Segment Start: EXCERPTED DATA

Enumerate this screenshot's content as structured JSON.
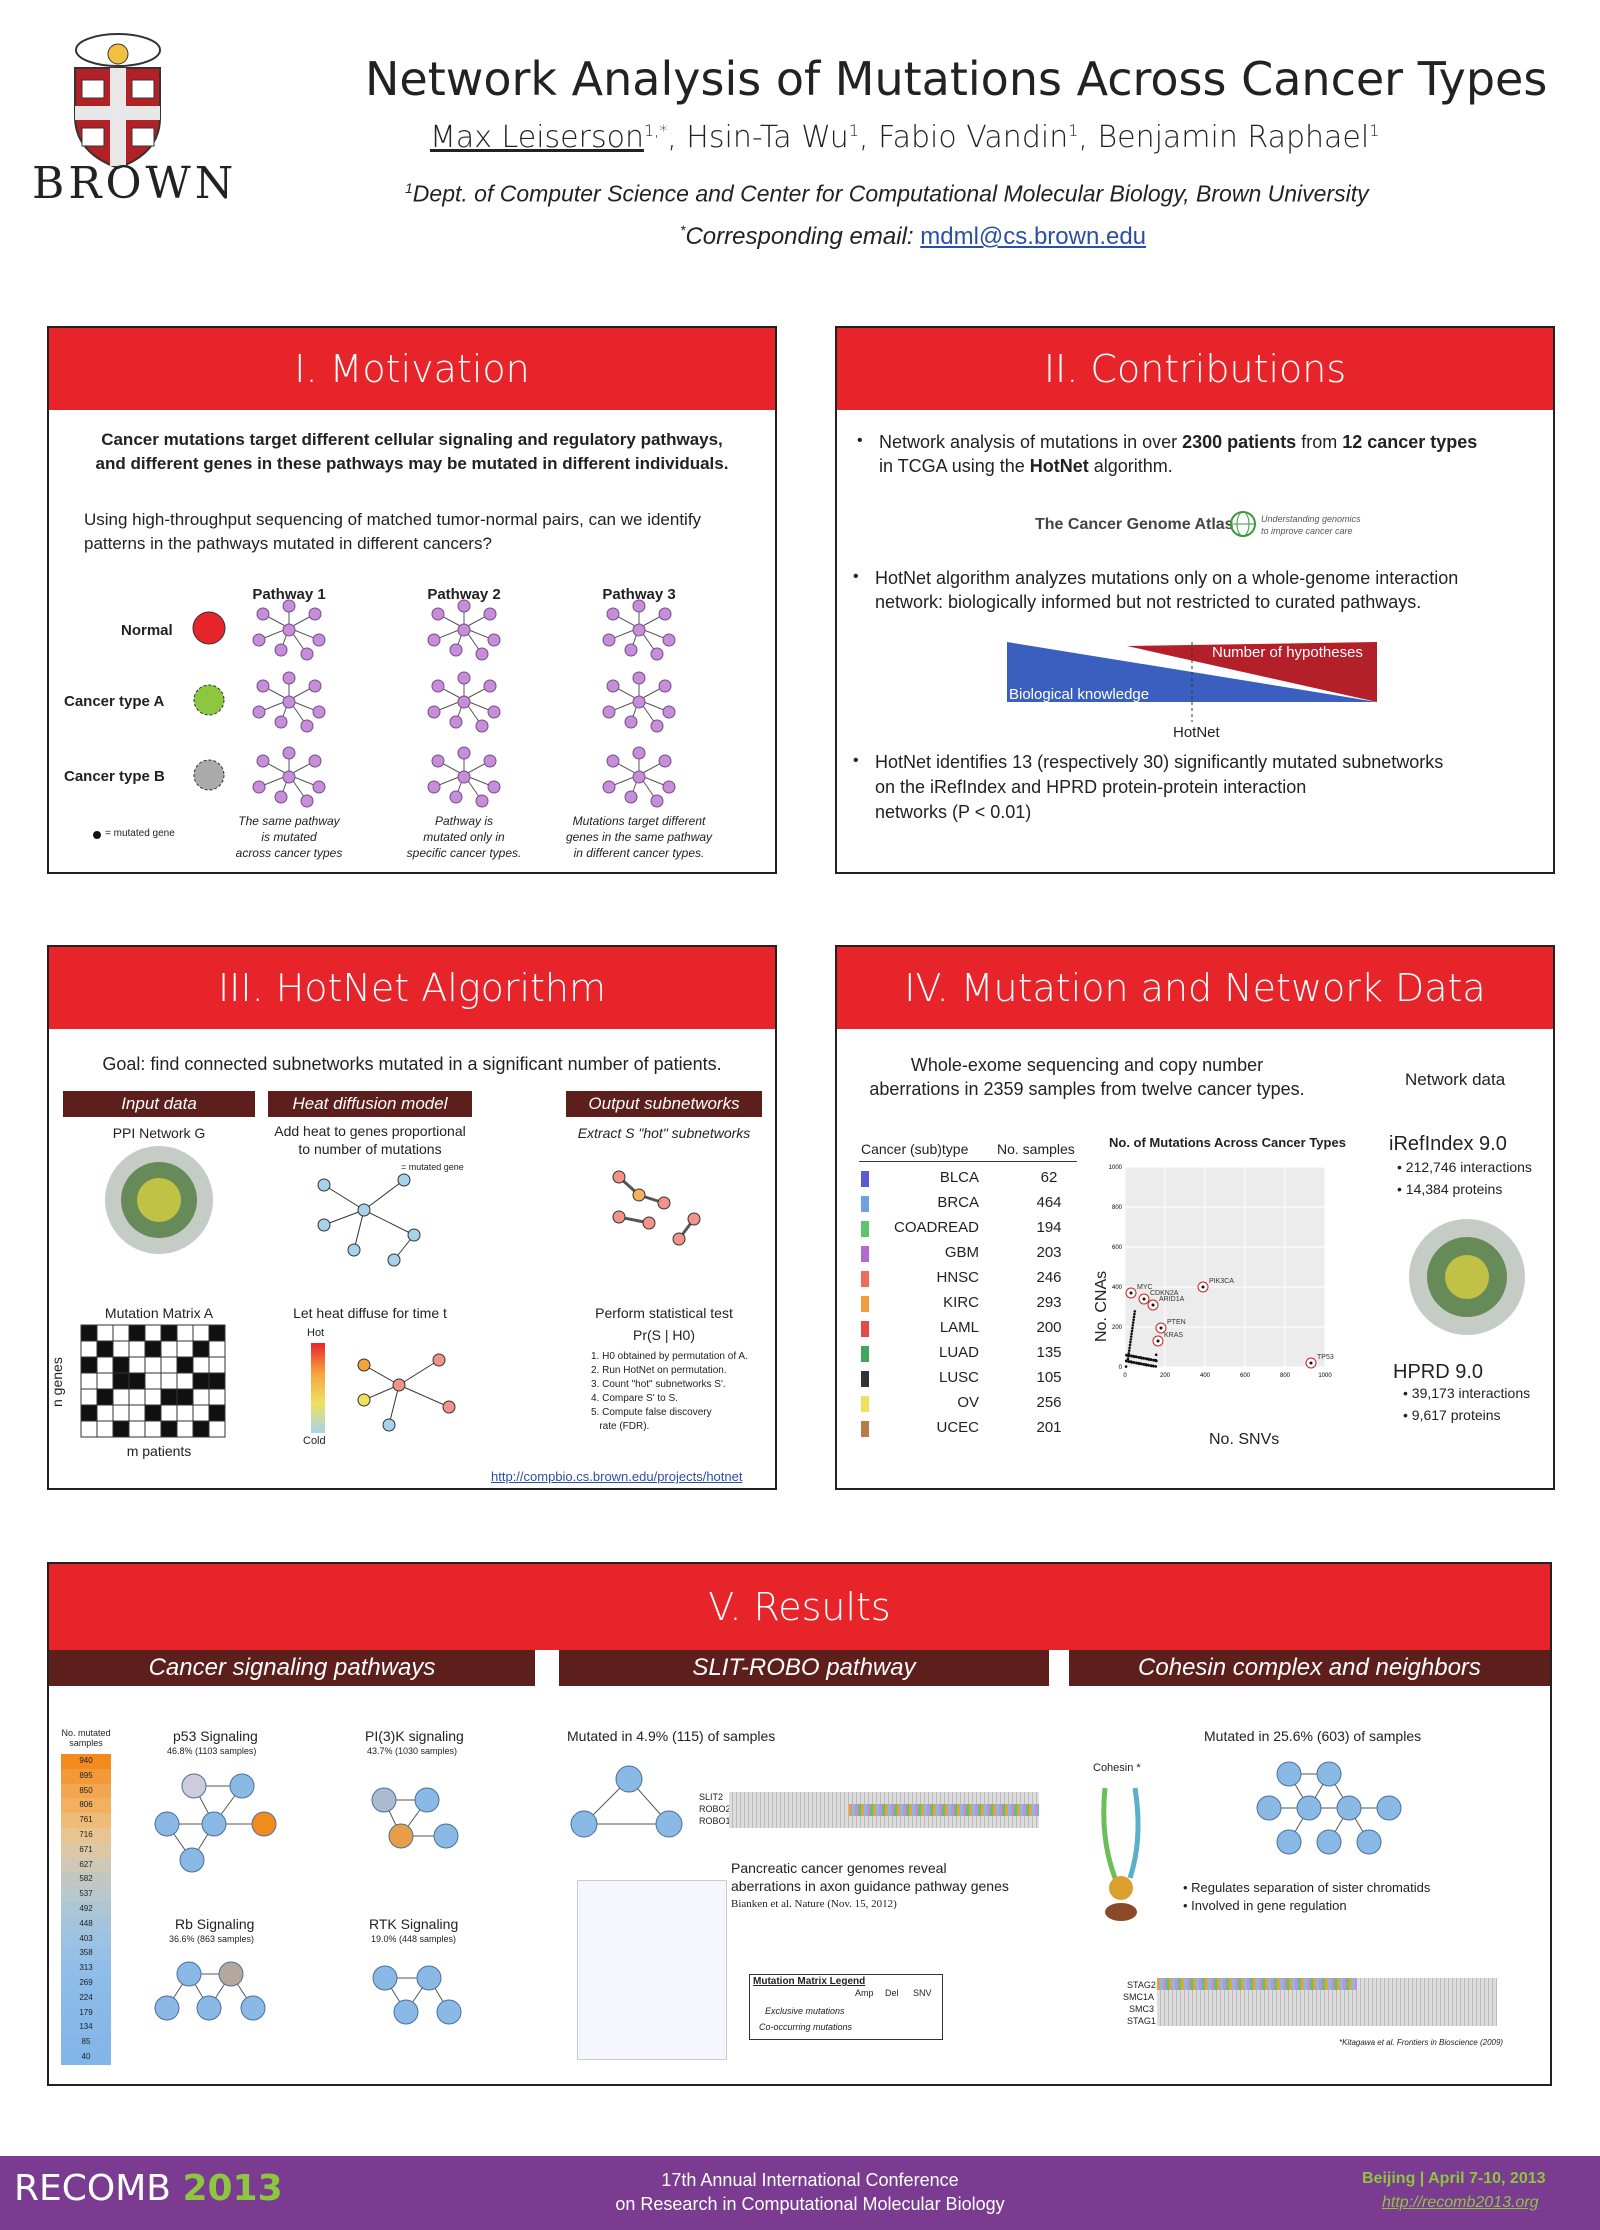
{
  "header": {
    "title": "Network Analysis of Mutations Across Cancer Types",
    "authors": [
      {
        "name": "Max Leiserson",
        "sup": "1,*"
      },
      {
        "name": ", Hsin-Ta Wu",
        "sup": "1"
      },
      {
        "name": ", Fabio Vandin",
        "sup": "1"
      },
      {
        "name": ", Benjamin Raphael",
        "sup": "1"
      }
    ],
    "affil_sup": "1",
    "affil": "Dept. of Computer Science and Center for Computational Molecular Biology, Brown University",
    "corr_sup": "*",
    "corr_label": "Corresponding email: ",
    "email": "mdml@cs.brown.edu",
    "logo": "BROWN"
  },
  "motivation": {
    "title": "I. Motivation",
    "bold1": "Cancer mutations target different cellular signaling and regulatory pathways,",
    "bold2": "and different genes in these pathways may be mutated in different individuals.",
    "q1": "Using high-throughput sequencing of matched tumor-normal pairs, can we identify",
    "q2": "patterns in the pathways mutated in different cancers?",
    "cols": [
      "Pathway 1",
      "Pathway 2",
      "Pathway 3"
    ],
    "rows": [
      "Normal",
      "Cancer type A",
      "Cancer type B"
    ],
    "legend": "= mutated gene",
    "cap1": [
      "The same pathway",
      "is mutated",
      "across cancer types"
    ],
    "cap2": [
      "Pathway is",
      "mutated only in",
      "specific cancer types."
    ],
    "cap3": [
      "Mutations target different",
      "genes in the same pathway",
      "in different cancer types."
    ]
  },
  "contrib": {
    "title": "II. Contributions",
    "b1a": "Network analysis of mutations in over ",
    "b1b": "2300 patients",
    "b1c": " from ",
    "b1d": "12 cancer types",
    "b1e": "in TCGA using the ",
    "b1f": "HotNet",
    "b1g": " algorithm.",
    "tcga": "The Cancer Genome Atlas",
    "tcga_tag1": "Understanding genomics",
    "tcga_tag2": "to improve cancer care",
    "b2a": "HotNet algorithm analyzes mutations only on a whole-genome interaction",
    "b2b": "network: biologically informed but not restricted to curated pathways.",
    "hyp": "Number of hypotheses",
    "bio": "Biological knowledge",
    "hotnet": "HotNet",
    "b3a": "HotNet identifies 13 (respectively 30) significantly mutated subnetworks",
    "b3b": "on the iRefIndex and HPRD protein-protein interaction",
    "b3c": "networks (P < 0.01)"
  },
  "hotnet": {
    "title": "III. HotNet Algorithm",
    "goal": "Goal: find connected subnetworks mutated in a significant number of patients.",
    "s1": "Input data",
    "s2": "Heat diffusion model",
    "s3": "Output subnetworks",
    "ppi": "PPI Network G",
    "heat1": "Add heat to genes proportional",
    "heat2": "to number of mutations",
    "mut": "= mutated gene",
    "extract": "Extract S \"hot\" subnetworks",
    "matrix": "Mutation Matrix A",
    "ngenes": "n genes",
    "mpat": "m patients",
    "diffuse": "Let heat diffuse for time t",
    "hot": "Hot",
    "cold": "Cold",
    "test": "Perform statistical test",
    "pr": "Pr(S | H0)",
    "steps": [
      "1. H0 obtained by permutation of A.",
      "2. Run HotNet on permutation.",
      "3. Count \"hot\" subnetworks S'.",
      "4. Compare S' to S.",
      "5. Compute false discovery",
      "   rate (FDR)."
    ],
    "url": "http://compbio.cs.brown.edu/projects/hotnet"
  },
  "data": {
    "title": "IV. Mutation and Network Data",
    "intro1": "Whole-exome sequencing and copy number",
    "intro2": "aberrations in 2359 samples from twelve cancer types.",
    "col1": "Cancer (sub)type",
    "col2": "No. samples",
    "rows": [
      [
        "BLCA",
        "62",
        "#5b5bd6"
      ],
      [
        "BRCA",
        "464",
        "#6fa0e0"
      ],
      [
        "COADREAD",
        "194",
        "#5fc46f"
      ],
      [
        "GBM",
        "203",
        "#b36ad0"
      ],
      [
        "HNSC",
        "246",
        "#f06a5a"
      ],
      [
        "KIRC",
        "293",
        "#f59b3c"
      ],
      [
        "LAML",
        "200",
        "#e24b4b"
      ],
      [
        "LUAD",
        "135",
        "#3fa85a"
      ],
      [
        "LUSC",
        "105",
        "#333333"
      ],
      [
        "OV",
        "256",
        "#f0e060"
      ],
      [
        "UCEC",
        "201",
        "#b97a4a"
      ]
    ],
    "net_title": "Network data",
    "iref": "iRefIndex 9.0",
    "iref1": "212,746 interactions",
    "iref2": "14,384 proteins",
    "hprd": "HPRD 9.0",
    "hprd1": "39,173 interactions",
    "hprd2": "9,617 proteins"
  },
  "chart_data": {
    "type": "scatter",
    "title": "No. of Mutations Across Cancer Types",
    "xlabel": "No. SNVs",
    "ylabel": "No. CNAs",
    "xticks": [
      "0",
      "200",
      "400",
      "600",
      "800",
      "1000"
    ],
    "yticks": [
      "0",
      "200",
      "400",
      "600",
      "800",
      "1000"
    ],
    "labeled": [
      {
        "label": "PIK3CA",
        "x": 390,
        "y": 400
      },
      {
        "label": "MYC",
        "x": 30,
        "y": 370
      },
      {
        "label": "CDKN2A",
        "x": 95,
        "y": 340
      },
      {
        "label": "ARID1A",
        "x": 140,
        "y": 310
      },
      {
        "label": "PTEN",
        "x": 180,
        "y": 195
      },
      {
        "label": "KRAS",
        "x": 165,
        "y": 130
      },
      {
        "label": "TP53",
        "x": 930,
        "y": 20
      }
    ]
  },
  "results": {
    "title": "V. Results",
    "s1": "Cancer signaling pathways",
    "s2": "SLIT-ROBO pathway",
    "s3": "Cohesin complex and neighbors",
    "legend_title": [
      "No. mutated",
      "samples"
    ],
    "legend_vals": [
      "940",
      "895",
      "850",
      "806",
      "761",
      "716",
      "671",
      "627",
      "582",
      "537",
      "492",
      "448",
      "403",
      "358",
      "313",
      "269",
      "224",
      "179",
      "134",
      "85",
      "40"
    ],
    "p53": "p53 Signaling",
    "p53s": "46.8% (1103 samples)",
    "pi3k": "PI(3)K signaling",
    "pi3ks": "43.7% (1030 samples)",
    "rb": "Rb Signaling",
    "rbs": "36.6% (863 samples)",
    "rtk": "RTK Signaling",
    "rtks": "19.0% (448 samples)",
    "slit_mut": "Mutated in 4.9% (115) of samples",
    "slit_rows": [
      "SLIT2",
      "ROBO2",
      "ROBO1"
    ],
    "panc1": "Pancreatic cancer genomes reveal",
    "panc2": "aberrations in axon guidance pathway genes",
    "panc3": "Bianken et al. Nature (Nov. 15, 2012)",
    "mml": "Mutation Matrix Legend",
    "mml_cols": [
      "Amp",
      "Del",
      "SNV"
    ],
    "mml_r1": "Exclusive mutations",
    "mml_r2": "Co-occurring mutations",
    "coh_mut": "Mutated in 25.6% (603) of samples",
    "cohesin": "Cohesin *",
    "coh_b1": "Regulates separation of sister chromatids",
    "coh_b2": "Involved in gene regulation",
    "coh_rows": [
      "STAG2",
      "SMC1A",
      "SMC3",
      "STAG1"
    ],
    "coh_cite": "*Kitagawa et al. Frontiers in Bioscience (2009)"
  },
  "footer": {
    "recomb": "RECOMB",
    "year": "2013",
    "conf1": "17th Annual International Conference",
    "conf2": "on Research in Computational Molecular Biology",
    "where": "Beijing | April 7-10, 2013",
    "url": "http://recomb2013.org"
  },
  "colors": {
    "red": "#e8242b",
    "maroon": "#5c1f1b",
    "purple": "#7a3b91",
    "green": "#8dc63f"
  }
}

Segment End: EXCERPTED DATA
Segment Start: EXCERPTED DATA

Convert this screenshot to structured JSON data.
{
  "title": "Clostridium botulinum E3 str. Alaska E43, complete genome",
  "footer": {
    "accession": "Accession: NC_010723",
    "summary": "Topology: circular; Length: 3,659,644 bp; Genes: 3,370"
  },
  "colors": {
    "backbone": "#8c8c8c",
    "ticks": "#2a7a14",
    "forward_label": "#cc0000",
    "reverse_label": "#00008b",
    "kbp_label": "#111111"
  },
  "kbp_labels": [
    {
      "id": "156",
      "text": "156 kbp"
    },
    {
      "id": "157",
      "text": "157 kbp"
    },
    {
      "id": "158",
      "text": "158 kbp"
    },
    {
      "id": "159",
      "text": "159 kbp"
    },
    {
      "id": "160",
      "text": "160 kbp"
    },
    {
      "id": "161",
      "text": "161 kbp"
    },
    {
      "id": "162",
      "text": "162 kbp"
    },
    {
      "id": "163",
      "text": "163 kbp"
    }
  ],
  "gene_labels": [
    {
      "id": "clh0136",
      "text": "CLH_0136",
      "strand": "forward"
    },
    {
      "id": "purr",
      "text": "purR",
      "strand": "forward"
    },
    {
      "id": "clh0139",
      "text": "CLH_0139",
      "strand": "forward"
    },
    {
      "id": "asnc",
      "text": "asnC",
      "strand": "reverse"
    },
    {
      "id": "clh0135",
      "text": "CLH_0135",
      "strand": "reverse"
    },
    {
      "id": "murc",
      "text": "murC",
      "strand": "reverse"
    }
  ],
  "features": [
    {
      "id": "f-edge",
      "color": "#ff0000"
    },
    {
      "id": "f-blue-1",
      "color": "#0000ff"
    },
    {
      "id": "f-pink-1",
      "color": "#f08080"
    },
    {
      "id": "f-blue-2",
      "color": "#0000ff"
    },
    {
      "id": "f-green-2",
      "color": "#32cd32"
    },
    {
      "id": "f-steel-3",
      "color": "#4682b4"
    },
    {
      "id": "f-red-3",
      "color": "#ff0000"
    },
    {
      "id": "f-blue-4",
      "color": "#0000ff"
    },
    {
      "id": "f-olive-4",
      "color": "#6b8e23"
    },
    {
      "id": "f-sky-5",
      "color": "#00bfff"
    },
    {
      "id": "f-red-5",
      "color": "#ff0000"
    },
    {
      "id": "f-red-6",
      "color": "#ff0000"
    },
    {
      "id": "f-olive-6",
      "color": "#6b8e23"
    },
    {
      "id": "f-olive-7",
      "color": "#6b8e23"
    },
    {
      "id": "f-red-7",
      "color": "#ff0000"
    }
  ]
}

Segment End: EXCERPTED DATA

TASK TO COMPLETE
Go through the entries above and copy out every line that includes the word "different".

SOLUTION FOR THIS TASK
    "bold1": "Cancer mutations target different cellular signaling and regulatory pathways,",
    "bold2": "and different genes in these pathways may be mutated in different individuals.",
    "q2": "patterns in the pathways mutated in different cancers?",
      "Mutations target different",
      "in different cancer types."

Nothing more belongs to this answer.